» Exercise goal: All entries below are to be set down again, identical to the source.
--- start Entries provided ---
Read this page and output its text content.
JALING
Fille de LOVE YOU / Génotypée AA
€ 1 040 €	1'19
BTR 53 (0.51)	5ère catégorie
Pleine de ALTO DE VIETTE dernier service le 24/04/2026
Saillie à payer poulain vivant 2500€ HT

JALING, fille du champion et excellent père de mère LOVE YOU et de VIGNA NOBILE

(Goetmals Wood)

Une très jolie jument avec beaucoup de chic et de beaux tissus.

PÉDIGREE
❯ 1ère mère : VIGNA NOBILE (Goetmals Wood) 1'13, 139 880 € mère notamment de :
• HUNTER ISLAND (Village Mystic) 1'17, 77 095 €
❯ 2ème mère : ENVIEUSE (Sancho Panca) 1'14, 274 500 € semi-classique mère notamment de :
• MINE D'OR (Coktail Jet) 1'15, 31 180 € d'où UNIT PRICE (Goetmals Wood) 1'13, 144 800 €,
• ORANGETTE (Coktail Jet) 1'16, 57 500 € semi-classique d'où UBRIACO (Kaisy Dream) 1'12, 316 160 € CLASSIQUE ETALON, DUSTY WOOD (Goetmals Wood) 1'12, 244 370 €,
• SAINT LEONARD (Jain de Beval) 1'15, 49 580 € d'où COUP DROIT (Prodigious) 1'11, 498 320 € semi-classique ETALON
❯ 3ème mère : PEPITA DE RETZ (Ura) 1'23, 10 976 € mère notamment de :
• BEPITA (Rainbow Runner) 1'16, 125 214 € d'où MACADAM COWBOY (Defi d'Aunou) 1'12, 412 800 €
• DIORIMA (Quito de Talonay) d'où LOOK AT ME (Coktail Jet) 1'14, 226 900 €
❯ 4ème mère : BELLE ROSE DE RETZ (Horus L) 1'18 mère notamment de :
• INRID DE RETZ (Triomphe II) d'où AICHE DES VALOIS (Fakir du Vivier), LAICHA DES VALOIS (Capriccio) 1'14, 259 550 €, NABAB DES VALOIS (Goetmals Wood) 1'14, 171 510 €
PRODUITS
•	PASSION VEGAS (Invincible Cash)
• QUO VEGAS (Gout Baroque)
--- end Entries provided ---
» Written solution:
Read this page and output its text content.
JALING
Fille de LOVE YOU / Génotypée AA
€ 1 040 €	1'19
BTR 53 (0.51)	5ère catégorie
Pleine de ALTO DE VIETTE dernier service le 24/04/2026
Saillie à payer poulain vivant 2500€ HT

JALING, fille du champion et excellent père de mère LOVE YOU et de VIGNA NOBILE

(Goetmals Wood)

Une très jolie jument avec beaucoup de chic et de beaux tissus.

PÉDIGREE
❯ 1ère mère : VIGNA NOBILE (Goetmals Wood) 1'13, 139 880 € mère notamment de :
• HUNTER ISLAND (Village Mystic) 1'17, 77 095 €
❯ 2ème mère : ENVIEUSE (Sancho Panca) 1'14, 274 500 € semi-classique mère notamment de :
• MINE D'OR (Coktail Jet) 1'15, 31 180 € d'où UNIT PRICE (Goetmals Wood) 1'13, 144 800 €,
• ORANGETTE (Coktail Jet) 1'16, 57 500 € semi-classique d'où UBRIACO (Kaisy Dream) 1'12, 316 160 € CLASSIQUE ETALON, DUSTY WOOD (Goetmals Wood) 1'12, 244 370 €,
• SAINT LEONARD (Jain de Beval) 1'15, 49 580 € d'où COUP DROIT (Prodigious) 1'11, 498 320 € semi-classique ETALON
❯ 3ème mère : PEPITA DE RETZ (Ura) 1'23, 10 976 € mère notamment de :
• BEPITA (Rainbow Runner) 1'16, 125 214 € d'où MACADAM COWBOY (Defi d'Aunou) 1'12, 412 800 €
• DIORIMA (Quito de Talonay) d'où LOOK AT ME (Coktail Jet) 1'14, 226 900 €
❯ 4ème mère : BELLE ROSE DE RETZ (Horus L) 1'18 mère notamment de :
• INRID DE RETZ (Triomphe II) d'où AICHE DES VALOIS (Fakir du Vivier), LAICHA DES VALOIS (Capriccio) 1'14, 259 550 €, NABAB DES VALOIS (Goetmals Wood) 1'14, 171 510 €
PRODUITS
•	PASSION VEGAS (Invincible Cash)
• QUO VEGAS (Gout Baroque)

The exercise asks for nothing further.